▶ [Work instructions] Repeat the entire listing exactly as written.
--- Task input ---
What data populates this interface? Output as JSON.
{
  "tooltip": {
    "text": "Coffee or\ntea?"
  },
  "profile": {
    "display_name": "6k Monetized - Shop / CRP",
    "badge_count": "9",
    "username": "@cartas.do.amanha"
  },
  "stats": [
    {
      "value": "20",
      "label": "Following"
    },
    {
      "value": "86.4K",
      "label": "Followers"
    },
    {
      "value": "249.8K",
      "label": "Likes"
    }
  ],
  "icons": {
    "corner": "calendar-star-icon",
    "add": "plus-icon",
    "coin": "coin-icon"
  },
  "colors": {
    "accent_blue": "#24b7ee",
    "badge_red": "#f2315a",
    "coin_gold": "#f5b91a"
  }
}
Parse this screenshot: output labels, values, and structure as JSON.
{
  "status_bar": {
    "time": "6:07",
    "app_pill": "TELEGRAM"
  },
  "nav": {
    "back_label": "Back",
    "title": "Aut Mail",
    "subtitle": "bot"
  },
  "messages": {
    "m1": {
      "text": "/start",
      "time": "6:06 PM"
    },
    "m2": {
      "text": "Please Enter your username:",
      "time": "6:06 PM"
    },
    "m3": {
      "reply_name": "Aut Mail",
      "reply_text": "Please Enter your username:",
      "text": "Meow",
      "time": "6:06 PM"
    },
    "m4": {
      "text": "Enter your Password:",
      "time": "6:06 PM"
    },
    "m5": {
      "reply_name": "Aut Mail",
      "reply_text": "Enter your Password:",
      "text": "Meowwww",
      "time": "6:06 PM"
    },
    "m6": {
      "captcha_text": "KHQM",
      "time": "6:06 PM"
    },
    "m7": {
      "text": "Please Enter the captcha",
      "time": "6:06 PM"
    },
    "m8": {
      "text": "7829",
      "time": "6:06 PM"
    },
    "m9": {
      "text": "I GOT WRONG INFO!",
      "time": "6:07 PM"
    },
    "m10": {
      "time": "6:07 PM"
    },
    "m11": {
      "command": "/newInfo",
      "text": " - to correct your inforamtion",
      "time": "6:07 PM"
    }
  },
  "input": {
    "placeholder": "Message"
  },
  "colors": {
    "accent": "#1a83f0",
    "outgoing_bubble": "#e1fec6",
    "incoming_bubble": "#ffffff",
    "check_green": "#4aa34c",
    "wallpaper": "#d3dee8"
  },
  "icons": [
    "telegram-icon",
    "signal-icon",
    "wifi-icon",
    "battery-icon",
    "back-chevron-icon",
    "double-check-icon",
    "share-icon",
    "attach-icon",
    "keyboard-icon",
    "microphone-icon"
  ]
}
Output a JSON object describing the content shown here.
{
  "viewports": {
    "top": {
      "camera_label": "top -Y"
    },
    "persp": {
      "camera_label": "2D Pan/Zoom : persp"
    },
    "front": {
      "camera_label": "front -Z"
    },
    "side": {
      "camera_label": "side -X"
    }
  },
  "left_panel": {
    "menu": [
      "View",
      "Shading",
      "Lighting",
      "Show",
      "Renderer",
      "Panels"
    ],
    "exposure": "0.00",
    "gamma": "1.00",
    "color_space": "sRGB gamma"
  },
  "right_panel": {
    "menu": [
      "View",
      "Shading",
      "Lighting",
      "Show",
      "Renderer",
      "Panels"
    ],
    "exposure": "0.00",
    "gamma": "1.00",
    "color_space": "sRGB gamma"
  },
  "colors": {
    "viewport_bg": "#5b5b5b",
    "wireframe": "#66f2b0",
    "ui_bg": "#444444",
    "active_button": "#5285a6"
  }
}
---
▶ [Expected output]
What data populates this interface? Output as JSON.
{
  "tooltip": {
    "text": "Coffee or\ntea?"
  },
  "profile": {
    "display_name": "6k Monetized - Shop / CRP",
    "badge_count": "9",
    "username": "@cartas.do.amanha"
  },
  "stats": [
    {
      "value": "20",
      "label": "Following"
    },
    {
      "value": "86.4K",
      "label": "Followers"
    },
    {
      "value": "249.8K",
      "label": "Likes"
    }
  ],
  "icons": {
    "corner": "calendar-star-icon",
    "add": "plus-icon",
    "coin": "coin-icon"
  },
  "colors": {
    "accent_blue": "#24b7ee",
    "badge_red": "#f2315a",
    "coin_gold": "#f5b91a"
  }
}
Parse this screenshot: output labels, values, and structure as JSON.
{
  "status_bar": {
    "time": "6:07",
    "app_pill": "TELEGRAM"
  },
  "nav": {
    "back_label": "Back",
    "title": "Aut Mail",
    "subtitle": "bot"
  },
  "messages": {
    "m1": {
      "text": "/start",
      "time": "6:06 PM"
    },
    "m2": {
      "text": "Please Enter your username:",
      "time": "6:06 PM"
    },
    "m3": {
      "reply_name": "Aut Mail",
      "reply_text": "Please Enter your username:",
      "text": "Meow",
      "time": "6:06 PM"
    },
    "m4": {
      "text": "Enter your Password:",
      "time": "6:06 PM"
    },
    "m5": {
      "reply_name": "Aut Mail",
      "reply_text": "Enter your Password:",
      "text": "Meowwww",
      "time": "6:06 PM"
    },
    "m6": {
      "captcha_text": "KHQM",
      "time": "6:06 PM"
    },
    "m7": {
      "text": "Please Enter the captcha",
      "time": "6:06 PM"
    },
    "m8": {
      "text": "7829",
      "time": "6:06 PM"
    },
    "m9": {
      "text": "I GOT WRONG INFO!",
      "time": "6:07 PM"
    },
    "m10": {
      "time": "6:07 PM"
    },
    "m11": {
      "command": "/newInfo",
      "text": " - to correct your inforamtion",
      "time": "6:07 PM"
    }
  },
  "input": {
    "placeholder": "Message"
  },
  "colors": {
    "accent": "#1a83f0",
    "outgoing_bubble": "#e1fec6",
    "incoming_bubble": "#ffffff",
    "check_green": "#4aa34c",
    "wallpaper": "#d3dee8"
  },
  "icons": [
    "telegram-icon",
    "signal-icon",
    "wifi-icon",
    "battery-icon",
    "back-chevron-icon",
    "double-check-icon",
    "share-icon",
    "attach-icon",
    "keyboard-icon",
    "microphone-icon"
  ]
}
Output a JSON object describing the content shown here.
{
  "viewports": {
    "top": {
      "camera_label": "top -Y"
    },
    "persp": {
      "camera_label": "2D Pan/Zoom : persp"
    },
    "front": {
      "camera_label": "front -Z"
    },
    "side": {
      "camera_label": "side -X"
    }
  },
  "left_panel": {
    "menu": [
      "View",
      "Shading",
      "Lighting",
      "Show",
      "Renderer",
      "Panels"
    ],
    "exposure": "0.00",
    "gamma": "1.00",
    "color_space": "sRGB gamma"
  },
  "right_panel": {
    "menu": [
      "View",
      "Shading",
      "Lighting",
      "Show",
      "Renderer",
      "Panels"
    ],
    "exposure": "0.00",
    "gamma": "1.00",
    "color_space": "sRGB gamma"
  },
  "colors": {
    "viewport_bg": "#5b5b5b",
    "wireframe": "#66f2b0",
    "ui_bg": "#444444",
    "active_button": "#5285a6"
  }
}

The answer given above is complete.